Leaving out every picture, quote the data below exactly as it appears.

## START Data for this exercise

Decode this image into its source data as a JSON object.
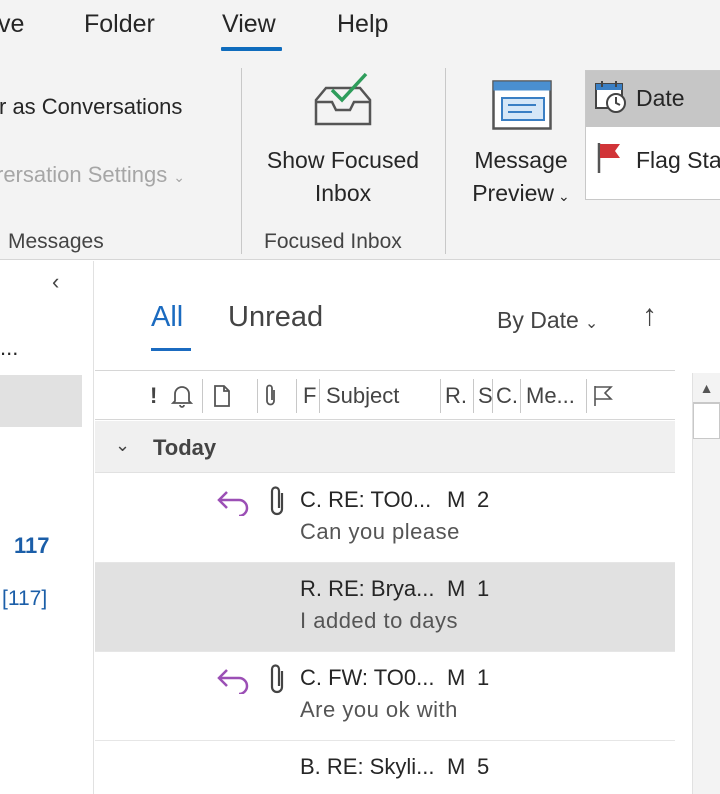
{
  "menu": {
    "tabs": [
      {
        "label": "ve"
      },
      {
        "label": "Folder"
      },
      {
        "label": "View"
      },
      {
        "label": "Help"
      }
    ],
    "active_tab": "View"
  },
  "ribbon": {
    "messages_group": {
      "show_as_conversations": "r as Conversations",
      "conversation_settings": "rersation Settings",
      "label": "Messages"
    },
    "focused_group": {
      "button_line1": "Show Focused",
      "button_line2": "Inbox",
      "label": "Focused Inbox"
    },
    "preview": {
      "line1": "Message",
      "line2": "Preview"
    },
    "arrangement": {
      "date": "Date",
      "flag": "Flag Sta"
    }
  },
  "folder_pane": {
    "truncated": "...",
    "unread_count": "117",
    "unread_count_bracketed": "[117]"
  },
  "list": {
    "filters": {
      "all": "All",
      "unread": "Unread"
    },
    "sort_label": "By Date",
    "columns": {
      "importance": "!",
      "flag": "F",
      "subject": "Subject",
      "received": "R.",
      "size": "S",
      "categories": "C.",
      "mention": "Me..."
    },
    "group_label": "Today",
    "messages": [
      {
        "line1": "C. RE: TO0...",
        "size": "M",
        "count": "2",
        "preview": "Can you please",
        "replied": true,
        "attachment": true
      },
      {
        "line1": "R. RE: Brya...",
        "size": "M",
        "count": "1",
        "preview": "I added to days",
        "replied": false,
        "attachment": false
      },
      {
        "line1": "C. FW: TO0...",
        "size": "M",
        "count": "1",
        "preview": "Are you ok with",
        "replied": true,
        "attachment": true
      },
      {
        "line1": "B. RE: Skyli...",
        "size": "M",
        "count": "5",
        "preview": "",
        "replied": false,
        "attachment": false
      }
    ]
  },
  "colors": {
    "accent": "#0f6cbd",
    "link": "#1b6bc0",
    "reply_icon": "#9b4fb5",
    "ribbon_bg": "#f3f3f3"
  }
}
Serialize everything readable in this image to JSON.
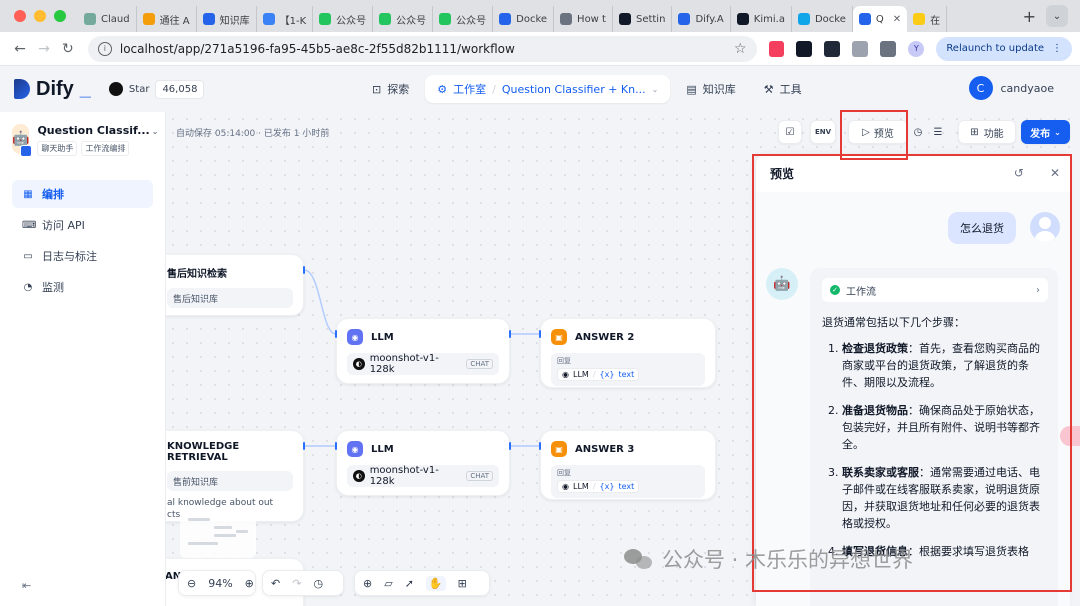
{
  "browser": {
    "tabs": [
      {
        "label": "Claud",
        "color": "#74aa9c"
      },
      {
        "label": "通往 A",
        "color": "#f59e0b"
      },
      {
        "label": "知识库",
        "color": "#2563eb"
      },
      {
        "label": "【1-K",
        "color": "#3b82f6"
      },
      {
        "label": "公众号",
        "color": "#22c55e"
      },
      {
        "label": "公众号",
        "color": "#22c55e"
      },
      {
        "label": "公众号",
        "color": "#22c55e"
      },
      {
        "label": "Docke",
        "color": "#2563eb"
      },
      {
        "label": "How t",
        "color": "#6b7280"
      },
      {
        "label": "Settin",
        "color": "#111827"
      },
      {
        "label": "Dify.A",
        "color": "#2563eb"
      },
      {
        "label": "Kimi.a",
        "color": "#111827"
      },
      {
        "label": "Docke",
        "color": "#0ea5e9"
      },
      {
        "label": "Q",
        "color": "#2563eb",
        "active": true
      },
      {
        "label": "在",
        "color": "#facc15"
      }
    ],
    "url": "localhost/app/271a5196-fa95-45b5-ae8c-2f55d82b1111/workflow",
    "profile_initial": "Y",
    "relaunch_label": "Relaunch to update"
  },
  "header": {
    "brand": "Dify",
    "github_label": "Star",
    "github_count": "46,058",
    "nav": {
      "explore": "探索",
      "studio": "工作室",
      "app_name": "Question Classifier + Kn...",
      "knowledge": "知识库",
      "tools": "工具"
    },
    "user": {
      "initial": "C",
      "name": "candyaoe"
    }
  },
  "sidebar": {
    "app_name": "Question Classif...",
    "tags": [
      "聊天助手",
      "工作流编排"
    ],
    "items": [
      {
        "label": "编排",
        "icon": "layout-icon",
        "active": true
      },
      {
        "label": "访问 API",
        "icon": "terminal-icon"
      },
      {
        "label": "日志与标注",
        "icon": "file-text-icon"
      },
      {
        "label": "监测",
        "icon": "monitor-icon"
      }
    ]
  },
  "canvas": {
    "autosave": "自动保存 05:14:00 · 已发布 1 小时前",
    "toolbar": {
      "preview": "预览",
      "features": "功能",
      "publish": "发布",
      "env": "ENV"
    },
    "nodes": {
      "kr1": {
        "title": "售后知识检索",
        "kb": "售后知识库"
      },
      "kr2": {
        "title": "KNOWLEDGE RETRIEVAL",
        "kb": "售前知识库",
        "desc": "al knowledge about out",
        "desc2": "cts."
      },
      "kr3": {
        "title": "ANS"
      },
      "llm1": {
        "title": "LLM",
        "model": "moonshot-v1-128k",
        "tag": "CHAT"
      },
      "llm2": {
        "title": "LLM",
        "model": "moonshot-v1-128k",
        "tag": "CHAT"
      },
      "ans2": {
        "title": "ANSWER 2",
        "reply_label": "回复",
        "var_node": "LLM",
        "var_name": "text"
      },
      "ans3": {
        "title": "ANSWER 3",
        "reply_label": "回复",
        "var_node": "LLM",
        "var_name": "text"
      }
    },
    "zoom": "94%"
  },
  "preview": {
    "title": "预览",
    "question": "怎么退货",
    "workflow_label": "工作流",
    "intro": "退货通常包括以下几个步骤：",
    "steps": [
      {
        "title": "检查退货政策",
        "body": "：首先，查看您购买商品的商家或平台的退货政策，了解退货的条件、期限以及流程。"
      },
      {
        "title": "准备退货物品",
        "body": "：确保商品处于原始状态，包装完好，并且所有附件、说明书等都齐全。"
      },
      {
        "title": "联系卖家或客服",
        "body": "：通常需要通过电话、电子邮件或在线客服联系卖家，说明退货原因，并获取退货地址和任何必要的退货表格或授权。"
      },
      {
        "title": "填写退货信息",
        "body": "：根据要求填写退货表格"
      }
    ]
  },
  "watermark": "公众号 · 木乐乐的异想世界"
}
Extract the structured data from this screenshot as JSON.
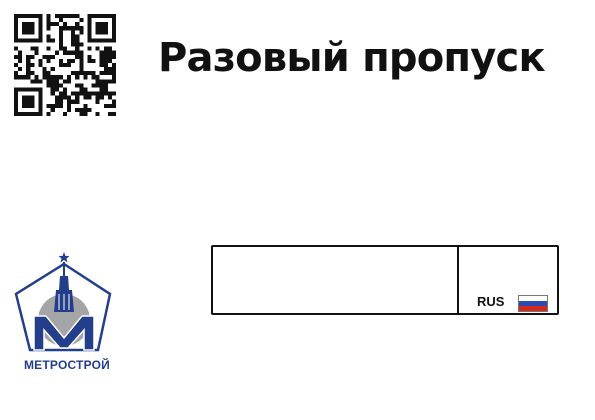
{
  "document": {
    "title": "Разовый пропуск"
  },
  "plate": {
    "number": "",
    "region_code": "",
    "country": "RUS"
  },
  "logo": {
    "text": "МЕТРОСТРОЙ"
  },
  "colors": {
    "text": "#111111",
    "logo_blue": "#233f8c",
    "logo_gray": "#a5a5a8",
    "flag_white": "#ffffff",
    "flag_blue": "#2a4bb0",
    "flag_red": "#d52b1e"
  },
  "icons": [
    "qr-code-icon",
    "russian-flag-icon",
    "metrostroy-logo"
  ]
}
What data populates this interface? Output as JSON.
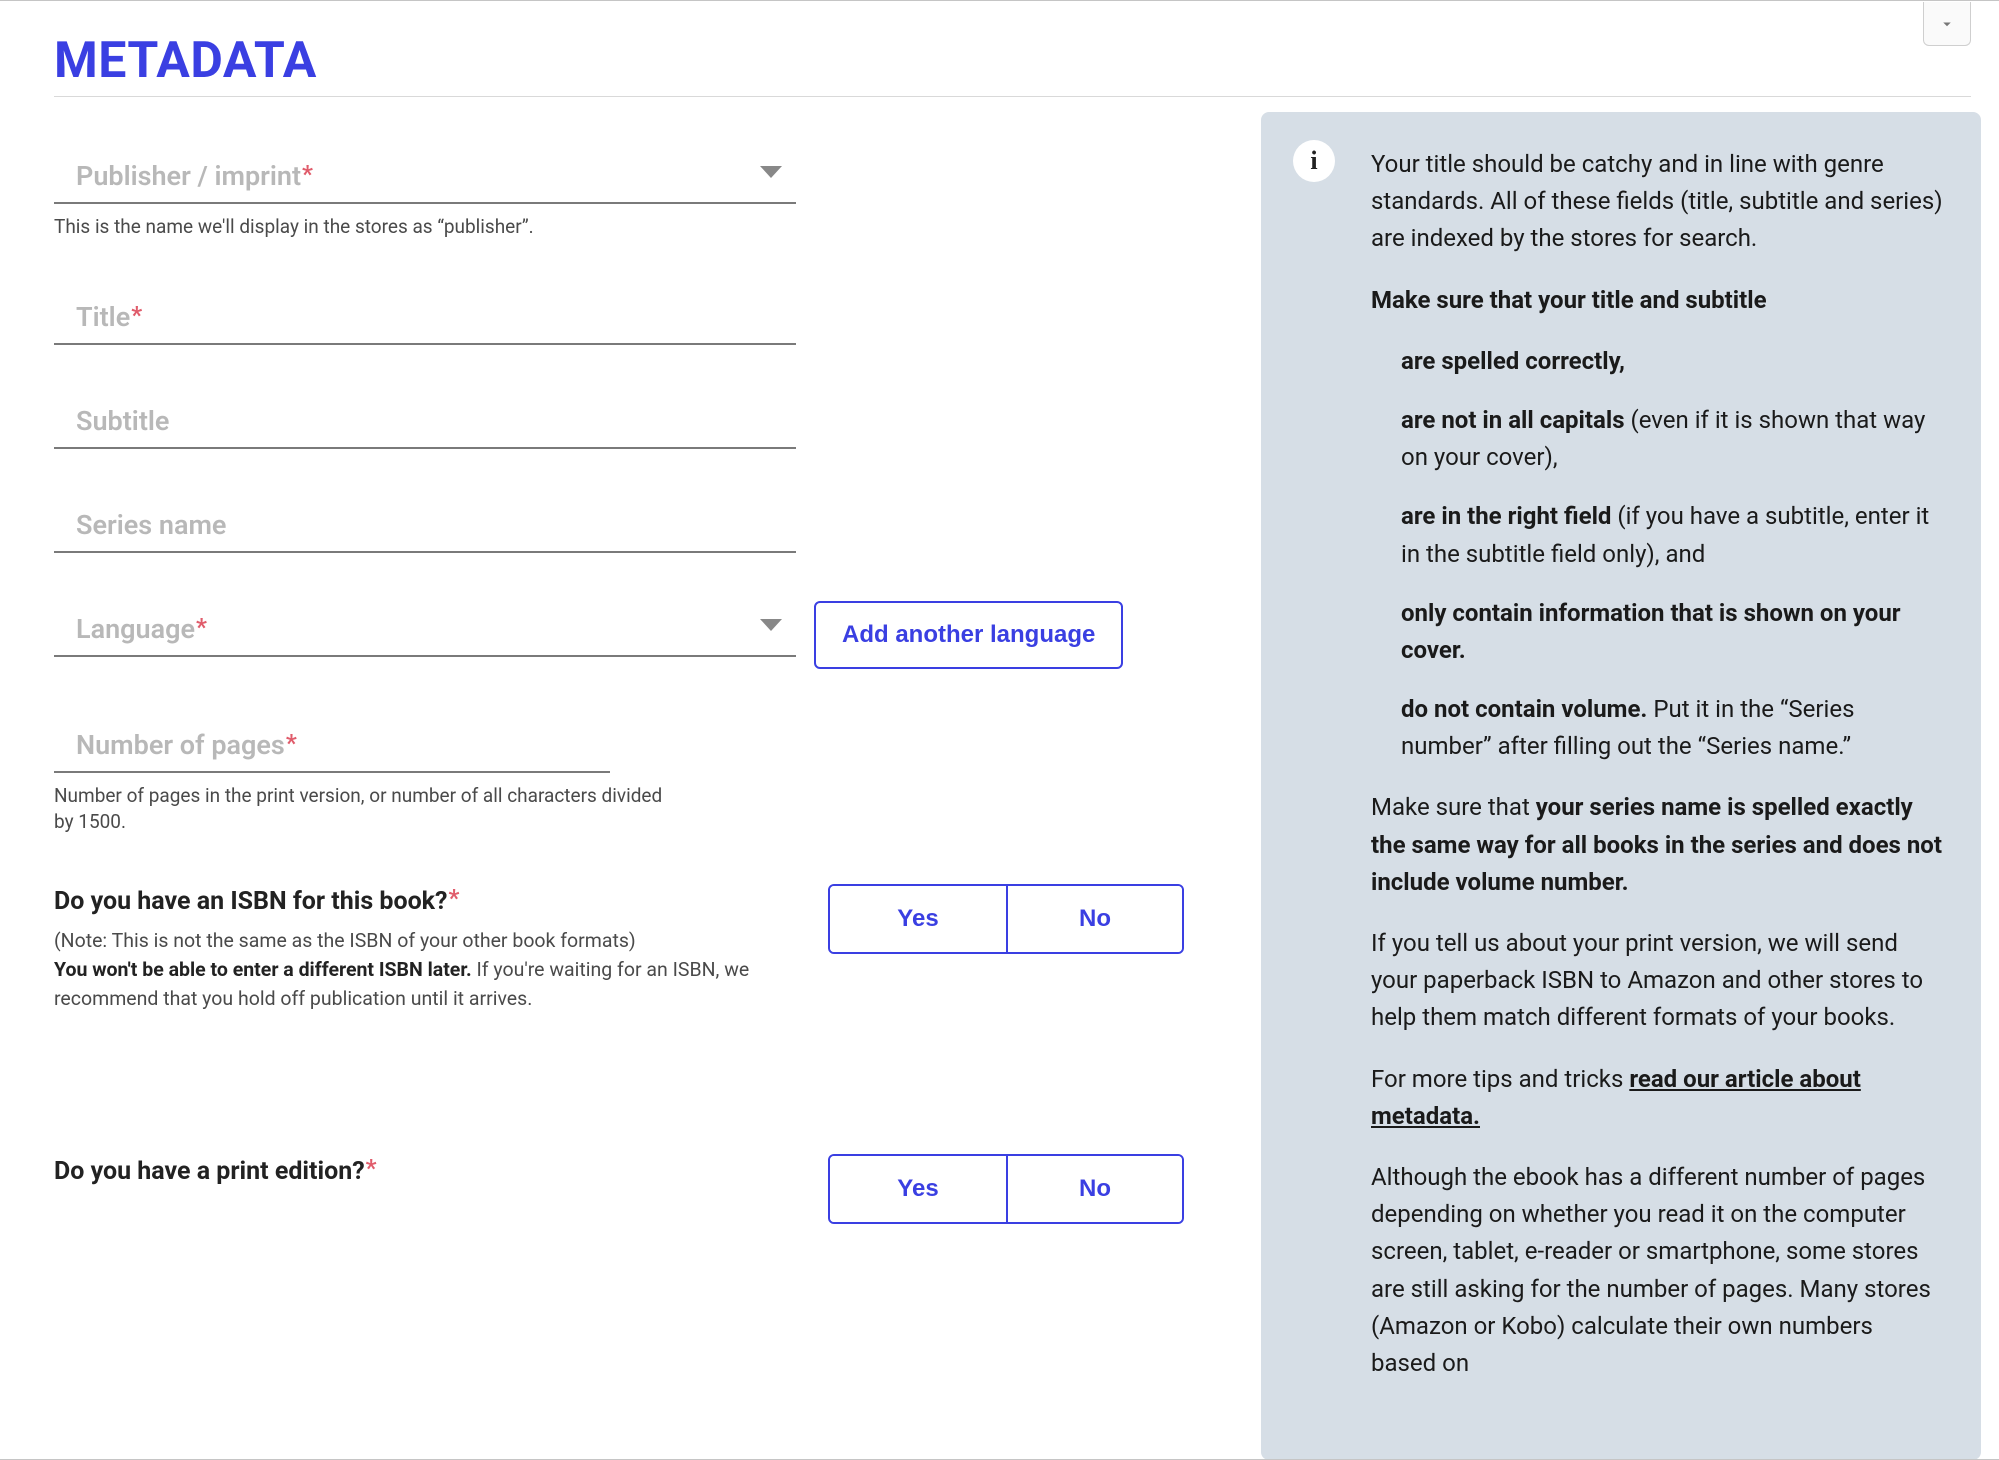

## END Data for this exercise

» Final result
Decode this image into its source data as a JSON object.
{
  "menu": {
    "tabs": [
      {
        "label": "ve"
      },
      {
        "label": "Folder"
      },
      {
        "label": "View"
      },
      {
        "label": "Help"
      }
    ],
    "active_tab": "View"
  },
  "ribbon": {
    "messages_group": {
      "show_as_conversations": "r as Conversations",
      "conversation_settings": "rersation Settings",
      "label": "Messages"
    },
    "focused_group": {
      "button_line1": "Show Focused",
      "button_line2": "Inbox",
      "label": "Focused Inbox"
    },
    "preview": {
      "line1": "Message",
      "line2": "Preview"
    },
    "arrangement": {
      "date": "Date",
      "flag": "Flag Sta"
    }
  },
  "folder_pane": {
    "truncated": "...",
    "unread_count": "117",
    "unread_count_bracketed": "[117]"
  },
  "list": {
    "filters": {
      "all": "All",
      "unread": "Unread"
    },
    "sort_label": "By Date",
    "columns": {
      "importance": "!",
      "flag": "F",
      "subject": "Subject",
      "received": "R.",
      "size": "S",
      "categories": "C.",
      "mention": "Me..."
    },
    "group_label": "Today",
    "messages": [
      {
        "line1": "C. RE: TO0...",
        "size": "M",
        "count": "2",
        "preview": "Can you please",
        "replied": true,
        "attachment": true
      },
      {
        "line1": "R. RE: Brya...",
        "size": "M",
        "count": "1",
        "preview": "I added to days",
        "replied": false,
        "attachment": false
      },
      {
        "line1": "C. FW: TO0...",
        "size": "M",
        "count": "1",
        "preview": "Are you ok with",
        "replied": true,
        "attachment": true
      },
      {
        "line1": "B. RE: Skyli...",
        "size": "M",
        "count": "5",
        "preview": "",
        "replied": false,
        "attachment": false
      }
    ]
  },
  "colors": {
    "accent": "#0f6cbd",
    "link": "#1b6bc0",
    "reply_icon": "#9b4fb5",
    "ribbon_bg": "#f3f3f3"
  }
}
Serialize everything readable in this image to JSON.
{
  "browser": {
    "tabs": [
      {
        "label": "Claud",
        "color": "#74aa9c"
      },
      {
        "label": "通往 A",
        "color": "#f59e0b"
      },
      {
        "label": "知识库",
        "color": "#2563eb"
      },
      {
        "label": "【1-K",
        "color": "#3b82f6"
      },
      {
        "label": "公众号",
        "color": "#22c55e"
      },
      {
        "label": "公众号",
        "color": "#22c55e"
      },
      {
        "label": "公众号",
        "color": "#22c55e"
      },
      {
        "label": "Docke",
        "color": "#2563eb"
      },
      {
        "label": "How t",
        "color": "#6b7280"
      },
      {
        "label": "Settin",
        "color": "#111827"
      },
      {
        "label": "Dify.A",
        "color": "#2563eb"
      },
      {
        "label": "Kimi.a",
        "color": "#111827"
      },
      {
        "label": "Docke",
        "color": "#0ea5e9"
      },
      {
        "label": "Q",
        "color": "#2563eb",
        "active": true
      },
      {
        "label": "在",
        "color": "#facc15"
      }
    ],
    "url": "localhost/app/271a5196-fa95-45b5-ae8c-2f55d82b1111/workflow",
    "profile_initial": "Y",
    "relaunch_label": "Relaunch to update"
  },
  "header": {
    "brand": "Dify",
    "github_label": "Star",
    "github_count": "46,058",
    "nav": {
      "explore": "探索",
      "studio": "工作室",
      "app_name": "Question Classifier + Kn...",
      "knowledge": "知识库",
      "tools": "工具"
    },
    "user": {
      "initial": "C",
      "name": "candyaoe"
    }
  },
  "sidebar": {
    "app_name": "Question Classif...",
    "tags": [
      "聊天助手",
      "工作流编排"
    ],
    "items": [
      {
        "label": "编排",
        "icon": "layout-icon",
        "active": true
      },
      {
        "label": "访问 API",
        "icon": "terminal-icon"
      },
      {
        "label": "日志与标注",
        "icon": "file-text-icon"
      },
      {
        "label": "监测",
        "icon": "monitor-icon"
      }
    ]
  },
  "canvas": {
    "autosave": "自动保存 05:14:00 · 已发布 1 小时前",
    "toolbar": {
      "preview": "预览",
      "features": "功能",
      "publish": "发布",
      "env": "ENV"
    },
    "nodes": {
      "kr1": {
        "title": "售后知识检索",
        "kb": "售后知识库"
      },
      "kr2": {
        "title": "KNOWLEDGE RETRIEVAL",
        "kb": "售前知识库",
        "desc": "al knowledge about out",
        "desc2": "cts."
      },
      "kr3": {
        "title": "ANS"
      },
      "llm1": {
        "title": "LLM",
        "model": "moonshot-v1-128k",
        "tag": "CHAT"
      },
      "llm2": {
        "title": "LLM",
        "model": "moonshot-v1-128k",
        "tag": "CHAT"
      },
      "ans2": {
        "title": "ANSWER 2",
        "reply_label": "回复",
        "var_node": "LLM",
        "var_name": "text"
      },
      "ans3": {
        "title": "ANSWER 3",
        "reply_label": "回复",
        "var_node": "LLM",
        "var_name": "text"
      }
    },
    "zoom": "94%"
  },
  "preview": {
    "title": "预览",
    "question": "怎么退货",
    "workflow_label": "工作流",
    "intro": "退货通常包括以下几个步骤：",
    "steps": [
      {
        "title": "检查退货政策",
        "body": "：首先，查看您购买商品的商家或平台的退货政策，了解退货的条件、期限以及流程。"
      },
      {
        "title": "准备退货物品",
        "body": "：确保商品处于原始状态，包装完好，并且所有附件、说明书等都齐全。"
      },
      {
        "title": "联系卖家或客服",
        "body": "：通常需要通过电话、电子邮件或在线客服联系卖家，说明退货原因，并获取退货地址和任何必要的退货表格或授权。"
      },
      {
        "title": "填写退货信息",
        "body": "：根据要求填写退货表格"
      }
    ]
  },
  "watermark": "公众号 · 木乐乐的异想世界"
}
Extract the structured data from this screenshot as JSON.
{
  "document": {
    "title": "Разовый пропуск"
  },
  "plate": {
    "number": "",
    "region_code": "",
    "country": "RUS"
  },
  "logo": {
    "text": "МЕТРОСТРОЙ"
  },
  "colors": {
    "text": "#111111",
    "logo_blue": "#233f8c",
    "logo_gray": "#a5a5a8",
    "flag_white": "#ffffff",
    "flag_blue": "#2a4bb0",
    "flag_red": "#d52b1e"
  },
  "icons": [
    "qr-code-icon",
    "russian-flag-icon",
    "metrostroy-logo"
  ]
}
What data populates this interface? Output as JSON.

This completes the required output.